What the exercise asks:
Exclude the pictures and repeat all of the data exactly.

Data:
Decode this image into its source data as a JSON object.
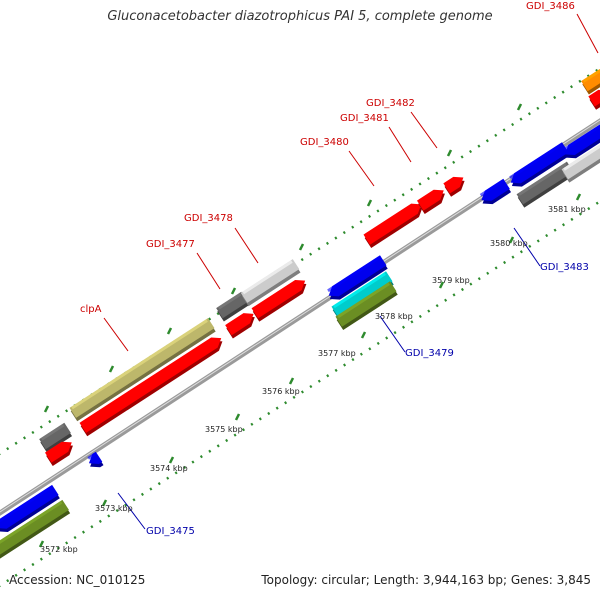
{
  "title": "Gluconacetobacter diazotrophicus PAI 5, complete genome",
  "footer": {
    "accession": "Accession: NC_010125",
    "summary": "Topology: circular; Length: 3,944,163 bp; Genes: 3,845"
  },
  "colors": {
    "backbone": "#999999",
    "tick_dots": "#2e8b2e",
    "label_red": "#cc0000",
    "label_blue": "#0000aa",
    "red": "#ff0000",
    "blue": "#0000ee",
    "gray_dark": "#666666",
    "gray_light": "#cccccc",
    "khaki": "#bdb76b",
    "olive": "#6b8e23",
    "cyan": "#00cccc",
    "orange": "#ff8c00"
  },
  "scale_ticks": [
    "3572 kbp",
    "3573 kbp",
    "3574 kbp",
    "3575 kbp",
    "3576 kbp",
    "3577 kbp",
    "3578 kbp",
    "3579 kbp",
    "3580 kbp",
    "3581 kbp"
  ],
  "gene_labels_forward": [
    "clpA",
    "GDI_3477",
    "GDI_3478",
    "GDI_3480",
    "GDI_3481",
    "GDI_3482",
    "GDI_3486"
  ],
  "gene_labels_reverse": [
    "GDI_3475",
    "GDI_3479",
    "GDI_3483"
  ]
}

Solution for this exercise:
Decode this image into its source data as a JSON object.
{
  "title": "Gluconacetobacter diazotrophicus PAI 5, complete genome",
  "footer": {
    "accession": "Accession: NC_010125",
    "summary": "Topology: circular; Length: 3,944,163 bp; Genes: 3,845"
  },
  "colors": {
    "backbone": "#999999",
    "tick_dots": "#2e8b2e",
    "label_red": "#cc0000",
    "label_blue": "#0000aa",
    "red": "#ff0000",
    "blue": "#0000ee",
    "gray_dark": "#666666",
    "gray_light": "#cccccc",
    "khaki": "#bdb76b",
    "olive": "#6b8e23",
    "cyan": "#00cccc",
    "orange": "#ff8c00"
  },
  "scale_ticks": [
    "3572 kbp",
    "3573 kbp",
    "3574 kbp",
    "3575 kbp",
    "3576 kbp",
    "3577 kbp",
    "3578 kbp",
    "3579 kbp",
    "3580 kbp",
    "3581 kbp"
  ],
  "gene_labels_forward": [
    "clpA",
    "GDI_3477",
    "GDI_3478",
    "GDI_3480",
    "GDI_3481",
    "GDI_3482",
    "GDI_3486"
  ],
  "gene_labels_reverse": [
    "GDI_3475",
    "GDI_3479",
    "GDI_3483"
  ]
}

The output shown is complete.